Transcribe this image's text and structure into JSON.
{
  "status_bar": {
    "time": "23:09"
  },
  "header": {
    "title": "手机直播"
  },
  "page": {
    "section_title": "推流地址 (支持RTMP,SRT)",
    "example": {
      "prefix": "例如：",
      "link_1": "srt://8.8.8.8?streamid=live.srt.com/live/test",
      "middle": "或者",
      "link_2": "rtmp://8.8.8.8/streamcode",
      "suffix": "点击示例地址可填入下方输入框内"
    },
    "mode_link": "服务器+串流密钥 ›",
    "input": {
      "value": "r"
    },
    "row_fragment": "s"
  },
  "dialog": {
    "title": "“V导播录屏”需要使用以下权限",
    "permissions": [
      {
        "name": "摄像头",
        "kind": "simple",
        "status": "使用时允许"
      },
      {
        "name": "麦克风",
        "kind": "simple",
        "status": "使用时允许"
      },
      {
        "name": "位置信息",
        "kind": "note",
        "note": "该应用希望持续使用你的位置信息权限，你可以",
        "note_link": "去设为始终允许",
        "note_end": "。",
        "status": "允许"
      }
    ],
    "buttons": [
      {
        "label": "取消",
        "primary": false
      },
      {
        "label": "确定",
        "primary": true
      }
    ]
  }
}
· · · · · · ·
Reproduce every entry shown above, precisely as it stands.

Transcribe this image's text and structure into JSON.
{
  "status_bar": {
    "time": "23:09"
  },
  "header": {
    "title": "手机直播"
  },
  "page": {
    "section_title": "推流地址 (支持RTMP,SRT)",
    "example": {
      "prefix": "例如：",
      "link_1": "srt://8.8.8.8?streamid=live.srt.com/live/test",
      "middle": "或者",
      "link_2": "rtmp://8.8.8.8/streamcode",
      "suffix": "点击示例地址可填入下方输入框内"
    },
    "mode_link": "服务器+串流密钥 ›",
    "input": {
      "value": "r"
    },
    "row_fragment": "s"
  },
  "dialog": {
    "title": "“V导播录屏”需要使用以下权限",
    "permissions": [
      {
        "name": "摄像头",
        "kind": "simple",
        "status": "使用时允许"
      },
      {
        "name": "麦克风",
        "kind": "simple",
        "status": "使用时允许"
      },
      {
        "name": "位置信息",
        "kind": "note",
        "note": "该应用希望持续使用你的位置信息权限，你可以",
        "note_link": "去设为始终允许",
        "note_end": "。",
        "status": "允许"
      }
    ],
    "buttons": [
      {
        "label": "取消",
        "primary": false
      },
      {
        "label": "确定",
        "primary": true
      }
    ]
  }
}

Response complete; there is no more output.